**WHAT NEEDS TO BE DONE:**
All of the listing below must be repeated word for word. Pictures are the only thing to omit.

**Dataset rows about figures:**

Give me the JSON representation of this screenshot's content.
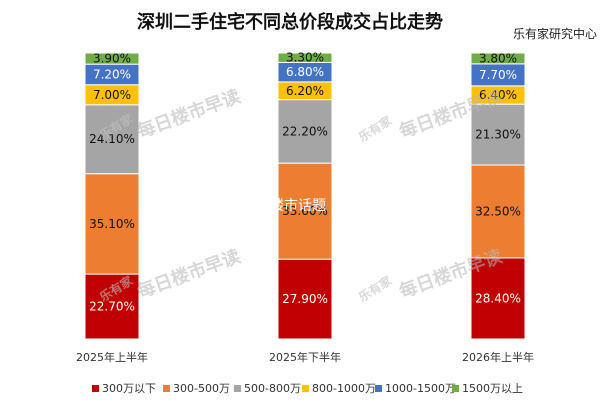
{
  "chart_data": {
    "type": "bar",
    "stacked": true,
    "title": "深圳二手住宅不同总价段成交占比走势",
    "source": "乐有家研究中心",
    "categories": [
      "2025年上半年",
      "2025年下半年",
      "2026年上半年"
    ],
    "series": [
      {
        "name": "300万以下",
        "color": "#c00000",
        "values": [
          22.7,
          27.9,
          28.4
        ],
        "labels": [
          "22.70%",
          "27.90%",
          "28.40%"
        ]
      },
      {
        "name": "300-500万",
        "color": "#ed7d31",
        "values": [
          35.1,
          33.6,
          32.5
        ],
        "labels": [
          "35.10%",
          "33.60%",
          "32.50%"
        ]
      },
      {
        "name": "500-800万",
        "color": "#a5a5a5",
        "values": [
          24.1,
          22.2,
          21.3
        ],
        "labels": [
          "24.10%",
          "22.20%",
          "21.30%"
        ]
      },
      {
        "name": "800-1000万",
        "color": "#ffc000",
        "values": [
          7.0,
          6.2,
          6.4
        ],
        "labels": [
          "7.00%",
          "6.20%",
          "6.40%"
        ]
      },
      {
        "name": "1000-1500万",
        "color": "#4472c4",
        "values": [
          7.2,
          6.8,
          7.7
        ],
        "labels": [
          "7.20%",
          "6.80%",
          "7.70%"
        ]
      },
      {
        "name": "1500万以上",
        "color": "#70ad47",
        "values": [
          3.9,
          3.3,
          3.8
        ],
        "labels": [
          "3.90%",
          "3.30%",
          "3.80%"
        ]
      }
    ],
    "ylim": [
      0,
      100
    ],
    "legend": "bottom",
    "grid": false
  },
  "watermarks": {
    "brand": "每日楼市早读",
    "logo": "乐有家",
    "center": "@楼市话题"
  }
}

**TASK RESPONSE:**
Give me the JSON representation of this screenshot's content.
{
  "chart_data": {
    "type": "bar",
    "stacked": true,
    "title": "深圳二手住宅不同总价段成交占比走势",
    "source": "乐有家研究中心",
    "categories": [
      "2025年上半年",
      "2025年下半年",
      "2026年上半年"
    ],
    "series": [
      {
        "name": "300万以下",
        "color": "#c00000",
        "values": [
          22.7,
          27.9,
          28.4
        ],
        "labels": [
          "22.70%",
          "27.90%",
          "28.40%"
        ]
      },
      {
        "name": "300-500万",
        "color": "#ed7d31",
        "values": [
          35.1,
          33.6,
          32.5
        ],
        "labels": [
          "35.10%",
          "33.60%",
          "32.50%"
        ]
      },
      {
        "name": "500-800万",
        "color": "#a5a5a5",
        "values": [
          24.1,
          22.2,
          21.3
        ],
        "labels": [
          "24.10%",
          "22.20%",
          "21.30%"
        ]
      },
      {
        "name": "800-1000万",
        "color": "#ffc000",
        "values": [
          7.0,
          6.2,
          6.4
        ],
        "labels": [
          "7.00%",
          "6.20%",
          "6.40%"
        ]
      },
      {
        "name": "1000-1500万",
        "color": "#4472c4",
        "values": [
          7.2,
          6.8,
          7.7
        ],
        "labels": [
          "7.20%",
          "6.80%",
          "7.70%"
        ]
      },
      {
        "name": "1500万以上",
        "color": "#70ad47",
        "values": [
          3.9,
          3.3,
          3.8
        ],
        "labels": [
          "3.90%",
          "3.30%",
          "3.80%"
        ]
      }
    ],
    "ylim": [
      0,
      100
    ],
    "legend": "bottom",
    "grid": false
  },
  "watermarks": {
    "brand": "每日楼市早读",
    "logo": "乐有家",
    "center": "@楼市话题"
  }
}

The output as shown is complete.